+++ Data to use
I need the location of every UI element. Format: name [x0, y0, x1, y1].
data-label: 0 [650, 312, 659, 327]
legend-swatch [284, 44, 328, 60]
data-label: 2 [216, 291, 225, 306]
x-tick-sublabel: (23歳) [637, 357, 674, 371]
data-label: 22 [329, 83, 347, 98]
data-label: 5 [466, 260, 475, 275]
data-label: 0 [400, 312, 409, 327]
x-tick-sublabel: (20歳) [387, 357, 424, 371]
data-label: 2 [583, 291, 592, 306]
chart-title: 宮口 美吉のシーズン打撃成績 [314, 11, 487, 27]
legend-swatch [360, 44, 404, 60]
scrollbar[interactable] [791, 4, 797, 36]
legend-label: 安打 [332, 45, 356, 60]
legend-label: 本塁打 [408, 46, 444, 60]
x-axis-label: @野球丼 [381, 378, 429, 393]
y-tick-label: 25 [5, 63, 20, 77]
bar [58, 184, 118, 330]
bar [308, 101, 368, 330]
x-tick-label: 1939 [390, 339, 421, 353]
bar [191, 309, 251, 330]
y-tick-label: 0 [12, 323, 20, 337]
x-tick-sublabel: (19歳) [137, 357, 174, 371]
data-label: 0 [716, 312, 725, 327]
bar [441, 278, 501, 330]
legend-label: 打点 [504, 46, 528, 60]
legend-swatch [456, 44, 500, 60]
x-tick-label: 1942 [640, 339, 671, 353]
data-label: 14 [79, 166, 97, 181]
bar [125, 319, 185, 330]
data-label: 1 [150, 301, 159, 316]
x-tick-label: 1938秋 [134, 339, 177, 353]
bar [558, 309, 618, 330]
++++++
Direction.
Copy the rows from the very start through the line containing "bar [191, 309, 251, 330]", keeping each line unchanged.

Full solution.
I need the location of every UI element. Format: name [x0, y0, x1, y1].
data-label: 0 [650, 312, 659, 327]
legend-swatch [284, 44, 328, 60]
data-label: 2 [216, 291, 225, 306]
x-tick-sublabel: (23歳) [637, 357, 674, 371]
data-label: 22 [329, 83, 347, 98]
data-label: 5 [466, 260, 475, 275]
data-label: 0 [400, 312, 409, 327]
x-tick-sublabel: (20歳) [387, 357, 424, 371]
data-label: 2 [583, 291, 592, 306]
chart-title: 宮口 美吉のシーズン打撃成績 [314, 11, 487, 27]
legend-swatch [360, 44, 404, 60]
scrollbar[interactable] [791, 4, 797, 36]
legend-label: 安打 [332, 45, 356, 60]
legend-label: 本塁打 [408, 46, 444, 60]
x-axis-label: @野球丼 [381, 378, 429, 393]
y-tick-label: 25 [5, 63, 20, 77]
bar [58, 184, 118, 330]
bar [308, 101, 368, 330]
x-tick-label: 1939 [390, 339, 421, 353]
bar [191, 309, 251, 330]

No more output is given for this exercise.